-------- INPUT RECORDS --------
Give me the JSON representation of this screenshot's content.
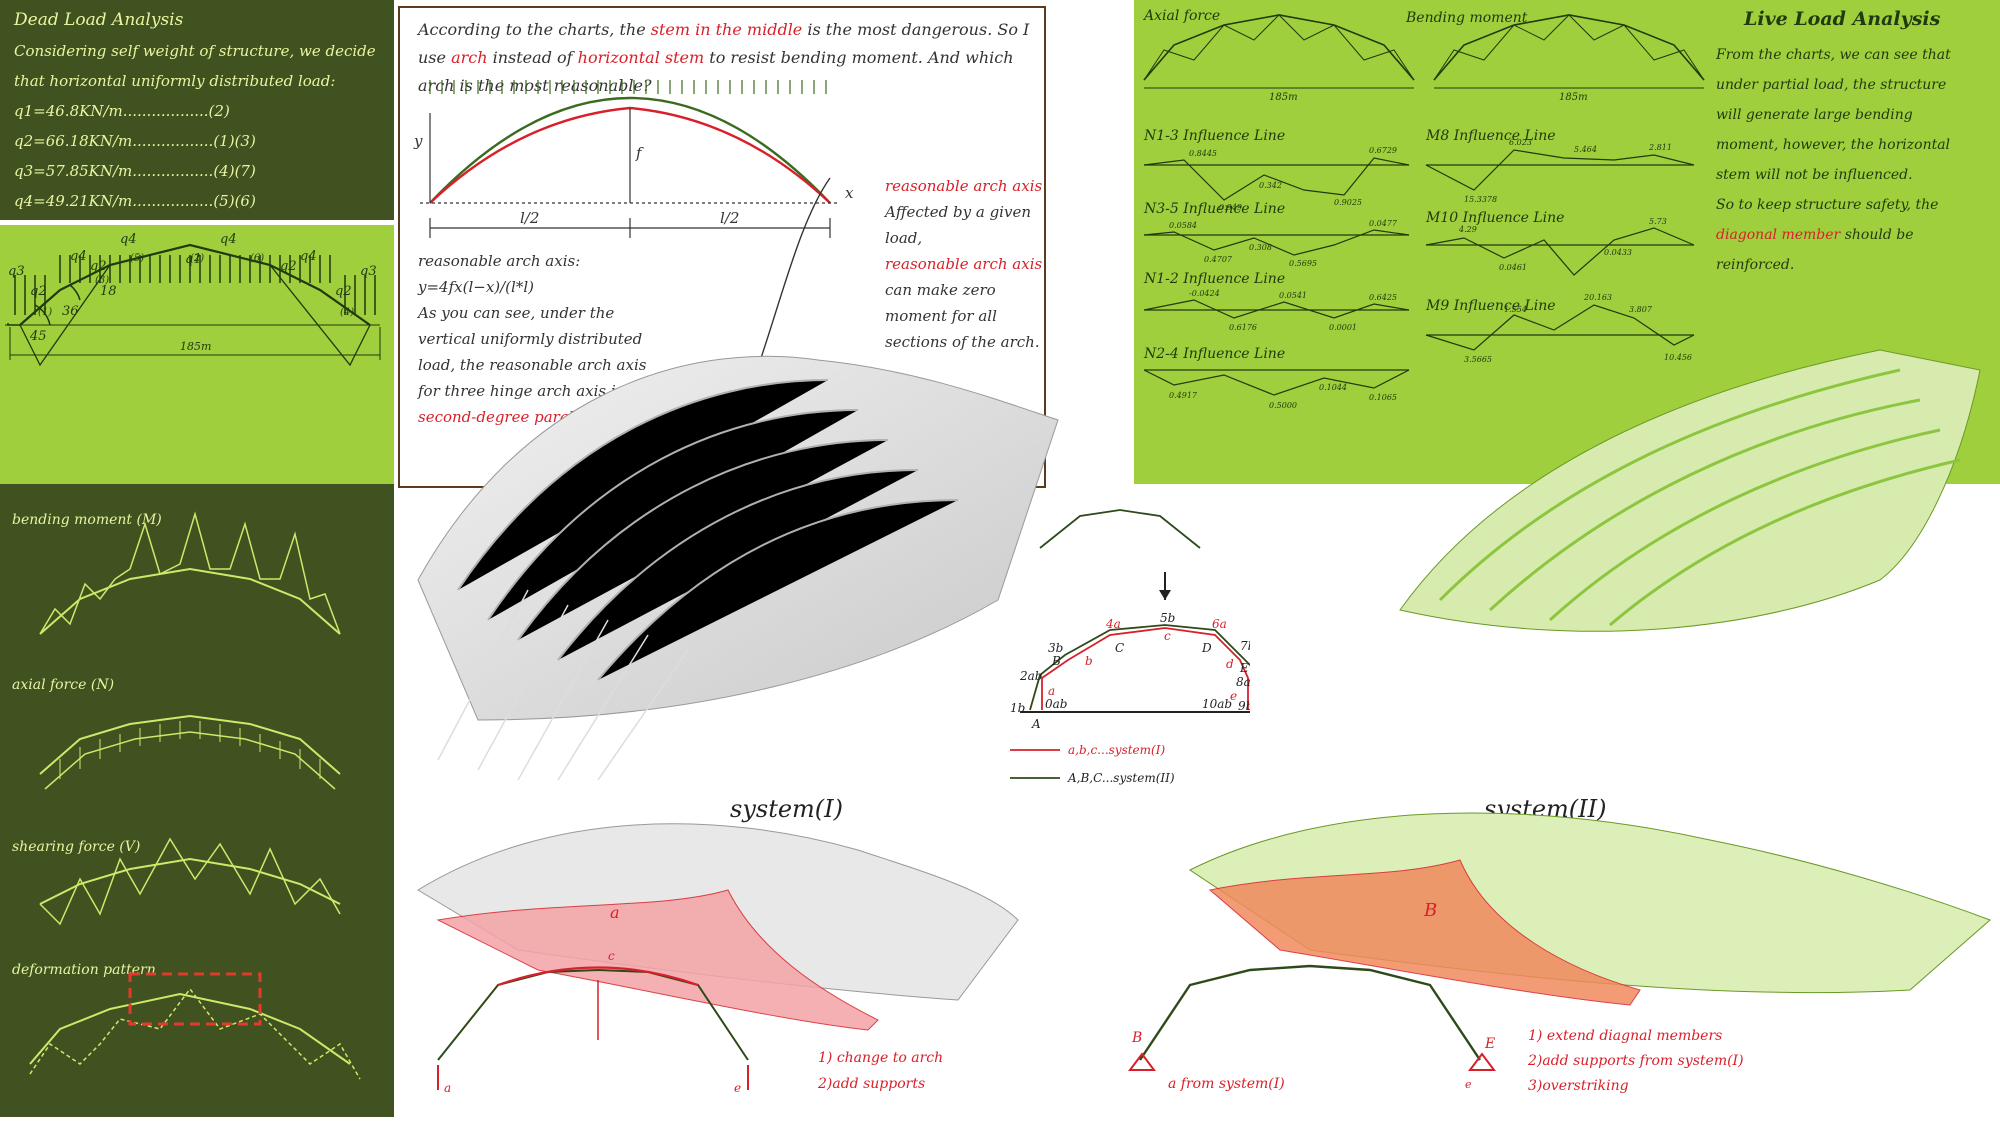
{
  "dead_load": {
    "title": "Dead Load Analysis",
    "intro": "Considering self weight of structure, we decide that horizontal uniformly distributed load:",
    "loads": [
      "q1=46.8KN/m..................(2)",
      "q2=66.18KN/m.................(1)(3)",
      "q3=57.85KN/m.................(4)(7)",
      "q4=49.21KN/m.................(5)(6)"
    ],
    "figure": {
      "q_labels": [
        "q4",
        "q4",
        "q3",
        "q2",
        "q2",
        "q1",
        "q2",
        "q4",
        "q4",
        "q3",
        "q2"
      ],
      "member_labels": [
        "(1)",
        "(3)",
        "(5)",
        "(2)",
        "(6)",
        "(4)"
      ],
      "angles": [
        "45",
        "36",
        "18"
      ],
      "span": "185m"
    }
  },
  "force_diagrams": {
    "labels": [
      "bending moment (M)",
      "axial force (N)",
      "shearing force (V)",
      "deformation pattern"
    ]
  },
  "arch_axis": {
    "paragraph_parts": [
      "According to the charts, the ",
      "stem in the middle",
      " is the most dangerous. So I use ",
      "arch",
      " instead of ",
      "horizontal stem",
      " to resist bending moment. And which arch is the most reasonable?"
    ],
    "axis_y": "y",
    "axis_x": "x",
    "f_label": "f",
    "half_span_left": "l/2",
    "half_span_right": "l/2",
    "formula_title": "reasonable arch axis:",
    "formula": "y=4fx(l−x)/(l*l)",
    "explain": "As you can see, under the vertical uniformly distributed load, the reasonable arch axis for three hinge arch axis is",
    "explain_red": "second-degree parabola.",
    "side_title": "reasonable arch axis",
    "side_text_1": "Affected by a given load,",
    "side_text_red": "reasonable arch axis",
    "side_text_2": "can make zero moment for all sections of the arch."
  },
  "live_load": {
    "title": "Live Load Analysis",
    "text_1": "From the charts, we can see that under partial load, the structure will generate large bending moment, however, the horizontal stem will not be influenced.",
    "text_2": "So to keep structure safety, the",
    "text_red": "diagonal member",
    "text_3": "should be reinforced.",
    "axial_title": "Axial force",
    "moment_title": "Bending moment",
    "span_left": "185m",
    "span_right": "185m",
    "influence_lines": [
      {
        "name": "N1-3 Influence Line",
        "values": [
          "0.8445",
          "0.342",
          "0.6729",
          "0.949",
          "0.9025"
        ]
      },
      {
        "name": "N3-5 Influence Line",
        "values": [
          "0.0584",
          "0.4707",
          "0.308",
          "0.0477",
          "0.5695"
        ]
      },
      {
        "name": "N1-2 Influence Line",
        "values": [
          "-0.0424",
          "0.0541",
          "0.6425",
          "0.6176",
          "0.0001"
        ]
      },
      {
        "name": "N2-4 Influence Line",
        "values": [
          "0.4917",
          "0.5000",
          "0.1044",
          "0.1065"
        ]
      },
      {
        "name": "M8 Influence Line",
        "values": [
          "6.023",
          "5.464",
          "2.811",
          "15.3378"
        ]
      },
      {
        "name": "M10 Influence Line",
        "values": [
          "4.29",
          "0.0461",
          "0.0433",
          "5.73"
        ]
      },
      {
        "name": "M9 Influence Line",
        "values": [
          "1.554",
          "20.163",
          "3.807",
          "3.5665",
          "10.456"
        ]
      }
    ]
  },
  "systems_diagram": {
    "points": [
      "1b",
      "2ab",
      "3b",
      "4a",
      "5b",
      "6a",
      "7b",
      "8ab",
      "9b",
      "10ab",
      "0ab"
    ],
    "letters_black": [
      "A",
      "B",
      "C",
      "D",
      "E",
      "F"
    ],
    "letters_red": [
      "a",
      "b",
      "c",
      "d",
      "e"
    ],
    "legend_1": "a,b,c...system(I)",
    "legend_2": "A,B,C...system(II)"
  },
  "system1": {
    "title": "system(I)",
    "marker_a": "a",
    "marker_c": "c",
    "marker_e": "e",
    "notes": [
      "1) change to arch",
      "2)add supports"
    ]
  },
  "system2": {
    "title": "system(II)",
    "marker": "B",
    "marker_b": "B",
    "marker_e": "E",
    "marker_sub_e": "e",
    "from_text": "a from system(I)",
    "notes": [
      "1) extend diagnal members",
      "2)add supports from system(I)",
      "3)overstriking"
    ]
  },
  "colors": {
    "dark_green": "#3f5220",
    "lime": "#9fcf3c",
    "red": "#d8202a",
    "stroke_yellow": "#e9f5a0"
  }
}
--------
-------- INPUT RECORDS --------
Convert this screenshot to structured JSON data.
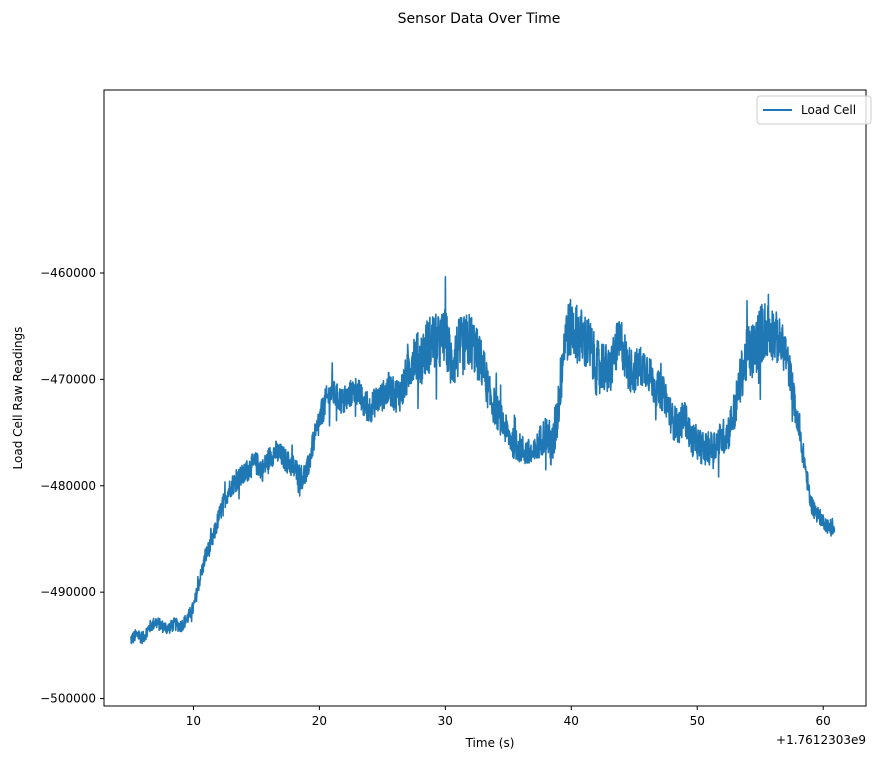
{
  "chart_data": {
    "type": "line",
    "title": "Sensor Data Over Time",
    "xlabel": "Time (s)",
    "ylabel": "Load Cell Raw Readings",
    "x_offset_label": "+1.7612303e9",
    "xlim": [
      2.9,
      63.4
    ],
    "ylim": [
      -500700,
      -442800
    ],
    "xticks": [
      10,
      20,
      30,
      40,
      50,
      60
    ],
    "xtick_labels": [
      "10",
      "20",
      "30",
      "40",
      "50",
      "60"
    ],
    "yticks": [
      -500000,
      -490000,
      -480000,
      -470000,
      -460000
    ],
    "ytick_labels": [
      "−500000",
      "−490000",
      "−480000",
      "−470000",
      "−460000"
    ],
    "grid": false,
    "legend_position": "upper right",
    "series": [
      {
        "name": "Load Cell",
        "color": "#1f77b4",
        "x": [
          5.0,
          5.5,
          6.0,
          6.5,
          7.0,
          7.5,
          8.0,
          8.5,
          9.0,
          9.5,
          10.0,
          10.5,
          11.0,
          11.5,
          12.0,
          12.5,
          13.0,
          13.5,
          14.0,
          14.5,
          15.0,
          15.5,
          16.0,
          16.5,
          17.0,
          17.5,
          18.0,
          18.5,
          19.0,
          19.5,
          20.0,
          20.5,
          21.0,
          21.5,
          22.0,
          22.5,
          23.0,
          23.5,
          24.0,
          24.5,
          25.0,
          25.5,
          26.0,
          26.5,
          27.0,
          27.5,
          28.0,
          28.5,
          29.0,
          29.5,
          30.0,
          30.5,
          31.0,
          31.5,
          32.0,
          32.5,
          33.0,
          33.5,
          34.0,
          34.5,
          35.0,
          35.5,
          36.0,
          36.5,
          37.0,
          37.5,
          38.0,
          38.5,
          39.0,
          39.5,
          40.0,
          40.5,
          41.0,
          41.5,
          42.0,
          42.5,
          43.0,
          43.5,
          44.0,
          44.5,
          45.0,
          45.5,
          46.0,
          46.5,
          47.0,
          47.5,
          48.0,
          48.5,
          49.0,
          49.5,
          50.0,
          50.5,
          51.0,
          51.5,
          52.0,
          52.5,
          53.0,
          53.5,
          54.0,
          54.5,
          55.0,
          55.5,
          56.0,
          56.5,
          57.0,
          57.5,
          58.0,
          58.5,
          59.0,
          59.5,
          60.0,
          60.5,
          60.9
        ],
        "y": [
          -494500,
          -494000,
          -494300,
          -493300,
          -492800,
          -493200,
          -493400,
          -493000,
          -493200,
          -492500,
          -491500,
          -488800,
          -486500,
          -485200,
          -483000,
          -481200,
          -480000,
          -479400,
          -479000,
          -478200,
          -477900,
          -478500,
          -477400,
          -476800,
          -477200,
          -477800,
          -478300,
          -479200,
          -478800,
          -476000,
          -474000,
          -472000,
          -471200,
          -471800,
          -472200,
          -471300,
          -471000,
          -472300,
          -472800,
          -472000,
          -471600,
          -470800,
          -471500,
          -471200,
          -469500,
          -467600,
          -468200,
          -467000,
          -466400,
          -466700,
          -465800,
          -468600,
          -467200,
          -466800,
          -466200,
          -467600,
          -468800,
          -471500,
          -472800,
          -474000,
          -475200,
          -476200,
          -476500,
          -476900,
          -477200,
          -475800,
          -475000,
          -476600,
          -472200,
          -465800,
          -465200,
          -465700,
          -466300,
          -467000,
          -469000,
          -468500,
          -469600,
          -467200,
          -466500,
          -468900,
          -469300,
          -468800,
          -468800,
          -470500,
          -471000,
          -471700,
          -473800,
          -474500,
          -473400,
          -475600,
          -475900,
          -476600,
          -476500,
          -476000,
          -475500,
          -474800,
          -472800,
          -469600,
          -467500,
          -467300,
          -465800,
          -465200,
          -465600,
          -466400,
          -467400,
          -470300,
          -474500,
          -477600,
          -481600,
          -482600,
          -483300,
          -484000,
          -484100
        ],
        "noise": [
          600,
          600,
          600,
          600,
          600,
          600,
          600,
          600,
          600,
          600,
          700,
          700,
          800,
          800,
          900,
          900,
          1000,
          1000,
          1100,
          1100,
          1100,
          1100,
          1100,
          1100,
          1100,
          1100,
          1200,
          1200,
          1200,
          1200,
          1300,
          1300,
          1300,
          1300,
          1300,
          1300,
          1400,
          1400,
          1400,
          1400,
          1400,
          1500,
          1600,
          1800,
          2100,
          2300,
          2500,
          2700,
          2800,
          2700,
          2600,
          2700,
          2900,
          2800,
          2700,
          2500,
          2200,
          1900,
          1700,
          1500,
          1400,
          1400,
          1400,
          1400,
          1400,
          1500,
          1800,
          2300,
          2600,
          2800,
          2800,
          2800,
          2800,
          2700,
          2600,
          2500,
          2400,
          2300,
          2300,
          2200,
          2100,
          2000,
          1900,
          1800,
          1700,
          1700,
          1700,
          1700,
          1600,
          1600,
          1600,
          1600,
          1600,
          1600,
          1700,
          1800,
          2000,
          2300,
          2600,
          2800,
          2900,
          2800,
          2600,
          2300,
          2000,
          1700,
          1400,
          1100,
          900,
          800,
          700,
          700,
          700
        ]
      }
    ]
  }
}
--------
-------- INPUT RECORDS --------
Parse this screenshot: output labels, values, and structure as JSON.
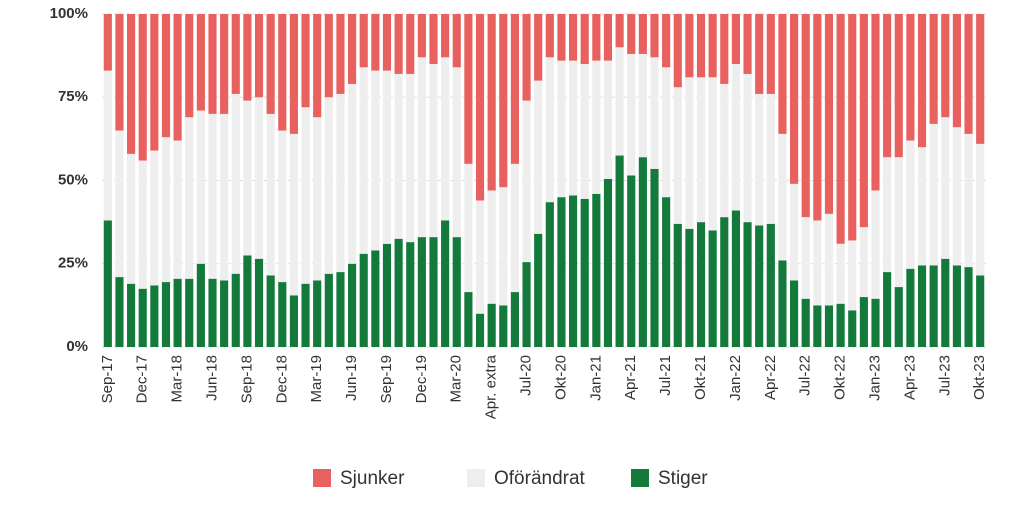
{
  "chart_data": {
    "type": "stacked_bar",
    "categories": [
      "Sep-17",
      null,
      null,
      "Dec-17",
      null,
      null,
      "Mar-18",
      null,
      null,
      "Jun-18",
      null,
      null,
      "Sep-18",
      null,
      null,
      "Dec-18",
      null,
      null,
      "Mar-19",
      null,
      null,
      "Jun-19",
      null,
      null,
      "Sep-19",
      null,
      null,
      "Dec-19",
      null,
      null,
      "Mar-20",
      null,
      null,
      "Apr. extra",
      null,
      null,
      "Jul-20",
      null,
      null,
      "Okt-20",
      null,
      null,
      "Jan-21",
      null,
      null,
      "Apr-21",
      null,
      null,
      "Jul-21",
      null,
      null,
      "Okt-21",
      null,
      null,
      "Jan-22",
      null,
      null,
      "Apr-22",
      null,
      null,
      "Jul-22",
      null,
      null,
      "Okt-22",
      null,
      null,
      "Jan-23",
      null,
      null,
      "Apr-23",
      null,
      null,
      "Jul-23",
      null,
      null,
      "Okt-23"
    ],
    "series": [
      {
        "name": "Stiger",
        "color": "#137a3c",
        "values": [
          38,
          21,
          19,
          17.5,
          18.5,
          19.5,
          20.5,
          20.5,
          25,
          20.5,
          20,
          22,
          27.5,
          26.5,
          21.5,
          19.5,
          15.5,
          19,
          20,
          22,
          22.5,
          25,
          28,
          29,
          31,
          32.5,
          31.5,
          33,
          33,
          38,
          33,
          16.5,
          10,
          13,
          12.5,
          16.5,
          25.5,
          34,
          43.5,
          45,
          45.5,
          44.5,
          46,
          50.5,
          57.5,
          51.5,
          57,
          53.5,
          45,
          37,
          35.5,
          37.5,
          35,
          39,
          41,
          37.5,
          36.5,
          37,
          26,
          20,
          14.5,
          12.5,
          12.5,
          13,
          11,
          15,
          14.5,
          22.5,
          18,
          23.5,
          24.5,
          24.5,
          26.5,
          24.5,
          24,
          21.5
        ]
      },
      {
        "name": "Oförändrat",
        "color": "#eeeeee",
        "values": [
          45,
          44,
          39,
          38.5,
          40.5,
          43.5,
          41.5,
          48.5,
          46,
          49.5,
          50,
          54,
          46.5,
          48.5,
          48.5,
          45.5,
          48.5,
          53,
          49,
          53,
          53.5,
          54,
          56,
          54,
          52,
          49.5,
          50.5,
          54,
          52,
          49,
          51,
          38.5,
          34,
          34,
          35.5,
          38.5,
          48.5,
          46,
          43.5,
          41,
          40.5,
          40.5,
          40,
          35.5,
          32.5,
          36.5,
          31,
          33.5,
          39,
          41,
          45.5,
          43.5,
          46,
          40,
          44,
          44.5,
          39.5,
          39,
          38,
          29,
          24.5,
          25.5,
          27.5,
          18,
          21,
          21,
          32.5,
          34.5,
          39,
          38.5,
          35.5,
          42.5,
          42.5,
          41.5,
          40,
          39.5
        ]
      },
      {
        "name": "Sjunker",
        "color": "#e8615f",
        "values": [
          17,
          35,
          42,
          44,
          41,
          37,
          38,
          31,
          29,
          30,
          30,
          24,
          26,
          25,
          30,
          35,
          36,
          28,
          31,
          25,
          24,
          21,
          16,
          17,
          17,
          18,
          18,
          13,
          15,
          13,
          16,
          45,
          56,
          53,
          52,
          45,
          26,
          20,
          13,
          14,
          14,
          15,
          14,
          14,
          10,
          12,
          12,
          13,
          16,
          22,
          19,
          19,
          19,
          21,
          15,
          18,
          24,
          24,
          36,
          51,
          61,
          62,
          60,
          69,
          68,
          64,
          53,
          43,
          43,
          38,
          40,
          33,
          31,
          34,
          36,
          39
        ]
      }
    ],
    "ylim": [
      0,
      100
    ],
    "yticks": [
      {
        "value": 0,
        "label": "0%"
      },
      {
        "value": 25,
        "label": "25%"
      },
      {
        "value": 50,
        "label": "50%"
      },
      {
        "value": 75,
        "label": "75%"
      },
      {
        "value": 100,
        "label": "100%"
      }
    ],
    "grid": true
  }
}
--------
- [WHAT TO DO]: Lines that hold the word "charts" are the ones to return, every one of them.

- [EXERCISE RESULT]:
      "According to the charts, the ",
    "text_1": "From the charts, we can see that under partial load, the structure will generate large bending moment, however, the horizontal stem will not be influenced.",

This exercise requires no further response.